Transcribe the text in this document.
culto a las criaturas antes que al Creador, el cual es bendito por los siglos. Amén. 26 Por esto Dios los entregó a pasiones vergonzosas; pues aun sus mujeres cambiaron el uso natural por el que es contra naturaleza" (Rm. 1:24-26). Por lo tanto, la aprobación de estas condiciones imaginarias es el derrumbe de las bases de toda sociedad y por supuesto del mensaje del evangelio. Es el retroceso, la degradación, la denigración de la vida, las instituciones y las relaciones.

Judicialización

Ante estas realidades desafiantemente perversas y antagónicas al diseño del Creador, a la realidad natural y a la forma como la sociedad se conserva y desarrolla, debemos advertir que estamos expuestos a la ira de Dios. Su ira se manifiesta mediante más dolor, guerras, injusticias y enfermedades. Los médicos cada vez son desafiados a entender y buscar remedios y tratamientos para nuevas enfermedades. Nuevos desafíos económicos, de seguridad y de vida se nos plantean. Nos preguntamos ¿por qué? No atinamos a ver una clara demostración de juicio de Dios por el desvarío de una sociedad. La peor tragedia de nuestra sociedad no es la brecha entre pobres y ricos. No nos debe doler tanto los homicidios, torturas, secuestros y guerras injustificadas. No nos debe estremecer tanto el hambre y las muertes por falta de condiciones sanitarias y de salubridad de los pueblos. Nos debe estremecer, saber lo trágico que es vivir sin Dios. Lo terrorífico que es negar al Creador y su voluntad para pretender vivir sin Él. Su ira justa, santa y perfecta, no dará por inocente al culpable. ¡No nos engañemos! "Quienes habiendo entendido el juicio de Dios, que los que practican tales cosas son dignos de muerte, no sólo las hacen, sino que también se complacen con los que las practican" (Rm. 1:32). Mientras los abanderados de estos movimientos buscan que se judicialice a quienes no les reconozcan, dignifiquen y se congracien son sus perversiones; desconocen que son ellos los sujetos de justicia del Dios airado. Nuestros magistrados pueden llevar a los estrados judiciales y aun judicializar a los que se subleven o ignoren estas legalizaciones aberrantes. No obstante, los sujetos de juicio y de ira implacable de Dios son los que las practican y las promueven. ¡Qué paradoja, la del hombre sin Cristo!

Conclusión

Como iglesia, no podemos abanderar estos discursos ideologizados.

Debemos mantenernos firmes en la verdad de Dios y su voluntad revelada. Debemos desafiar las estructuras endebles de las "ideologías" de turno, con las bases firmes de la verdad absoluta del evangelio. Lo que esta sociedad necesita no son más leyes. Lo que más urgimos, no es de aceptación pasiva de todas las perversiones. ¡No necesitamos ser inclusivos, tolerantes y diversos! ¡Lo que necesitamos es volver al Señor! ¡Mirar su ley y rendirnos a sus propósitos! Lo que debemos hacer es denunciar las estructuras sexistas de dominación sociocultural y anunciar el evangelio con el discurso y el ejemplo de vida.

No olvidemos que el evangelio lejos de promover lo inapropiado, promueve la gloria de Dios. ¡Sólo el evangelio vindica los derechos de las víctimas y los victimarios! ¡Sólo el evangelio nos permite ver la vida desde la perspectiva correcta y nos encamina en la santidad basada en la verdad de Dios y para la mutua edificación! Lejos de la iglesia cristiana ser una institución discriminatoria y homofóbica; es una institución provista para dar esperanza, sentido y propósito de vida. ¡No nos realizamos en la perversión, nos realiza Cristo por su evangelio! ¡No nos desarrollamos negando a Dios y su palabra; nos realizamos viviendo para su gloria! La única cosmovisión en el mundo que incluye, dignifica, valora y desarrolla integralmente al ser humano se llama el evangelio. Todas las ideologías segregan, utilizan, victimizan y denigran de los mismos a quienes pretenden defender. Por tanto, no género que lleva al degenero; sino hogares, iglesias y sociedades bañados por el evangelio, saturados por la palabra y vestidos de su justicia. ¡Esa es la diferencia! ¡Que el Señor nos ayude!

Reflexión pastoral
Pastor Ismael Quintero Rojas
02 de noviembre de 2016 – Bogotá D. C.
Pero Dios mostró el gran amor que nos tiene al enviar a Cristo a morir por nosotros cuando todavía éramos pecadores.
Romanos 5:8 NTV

### Exercise
Copy out the material above in its entirety. Every detail must match.

### Written answer
Transcribe the text in this document.
culto a las criaturas antes que al Creador, el cual es bendito por los siglos. Amén. 26 Por esto Dios los entregó a pasiones vergonzosas; pues aun sus mujeres cambiaron el uso natural por el que es contra naturaleza" (Rm. 1:24-26). Por lo tanto, la aprobación de estas condiciones imaginarias es el derrumbe de las bases de toda sociedad y por supuesto del mensaje del evangelio. Es el retroceso, la degradación, la denigración de la vida, las instituciones y las relaciones.

Judicialización

Ante estas realidades desafiantemente perversas y antagónicas al diseño del Creador, a la realidad natural y a la forma como la sociedad se conserva y desarrolla, debemos advertir que estamos expuestos a la ira de Dios. Su ira se manifiesta mediante más dolor, guerras, injusticias y enfermedades. Los médicos cada vez son desafiados a entender y buscar remedios y tratamientos para nuevas enfermedades. Nuevos desafíos económicos, de seguridad y de vida se nos plantean. Nos preguntamos ¿por qué? No atinamos a ver una clara demostración de juicio de Dios por el desvarío de una sociedad. La peor tragedia de nuestra sociedad no es la brecha entre pobres y ricos. No nos debe doler tanto los homicidios, torturas, secuestros y guerras injustificadas. No nos debe estremecer tanto el hambre y las muertes por falta de condiciones sanitarias y de salubridad de los pueblos. Nos debe estremecer, saber lo trágico que es vivir sin Dios. Lo terrorífico que es negar al Creador y su voluntad para pretender vivir sin Él. Su ira justa, santa y perfecta, no dará por inocente al culpable. ¡No nos engañemos! "Quienes habiendo entendido el juicio de Dios, que los que practican tales cosas son dignos de muerte, no sólo las hacen, sino que también se complacen con los que las practican" (Rm. 1:32). Mientras los abanderados de estos movimientos buscan que se judicialice a quienes no les reconozcan, dignifiquen y se congracien son sus perversiones; desconocen que son ellos los sujetos de justicia del Dios airado. Nuestros magistrados pueden llevar a los estrados judiciales y aun judicializar a los que se subleven o ignoren estas legalizaciones aberrantes. No obstante, los sujetos de juicio y de ira implacable de Dios son los que las practican y las promueven. ¡Qué paradoja, la del hombre sin Cristo!

Conclusión

Como iglesia, no podemos abanderar estos discursos ideologizados.

Debemos mantenernos firmes en la verdad de Dios y su voluntad revelada. Debemos desafiar las estructuras endebles de las "ideologías" de turno, con las bases firmes de la verdad absoluta del evangelio. Lo que esta sociedad necesita no son más leyes. Lo que más urgimos, no es de aceptación pasiva de todas las perversiones. ¡No necesitamos ser inclusivos, tolerantes y diversos! ¡Lo que necesitamos es volver al Señor! ¡Mirar su ley y rendirnos a sus propósitos! Lo que debemos hacer es denunciar las estructuras sexistas de dominación sociocultural y anunciar el evangelio con el discurso y el ejemplo de vida.

No olvidemos que el evangelio lejos de promover lo inapropiado, promueve la gloria de Dios. ¡Sólo el evangelio vindica los derechos de las víctimas y los victimarios! ¡Sólo el evangelio nos permite ver la vida desde la perspectiva correcta y nos encamina en la santidad basada en la verdad de Dios y para la mutua edificación! Lejos de la iglesia cristiana ser una institución discriminatoria y homofóbica; es una institución provista para dar esperanza, sentido y propósito de vida. ¡No nos realizamos en la perversión, nos realiza Cristo por su evangelio! ¡No nos desarrollamos negando a Dios y su palabra; nos realizamos viviendo para su gloria! La única cosmovisión en el mundo que incluye, dignifica, valora y desarrolla integralmente al ser humano se llama el evangelio. Todas las ideologías segregan, utilizan, victimizan y denigran de los mismos a quienes pretenden defender. Por tanto, no género que lleva al degenero; sino hogares, iglesias y sociedades bañados por el evangelio, saturados por la palabra y vestidos de su justicia. ¡Esa es la diferencia! ¡Que el Señor nos ayude!

Reflexión pastoral
Pastor Ismael Quintero Rojas
02 de noviembre de 2016 – Bogotá D. C.
Pero Dios mostró el gran amor que nos tiene al enviar a Cristo a morir por nosotros cuando todavía éramos pecadores.
Romanos 5:8 NTV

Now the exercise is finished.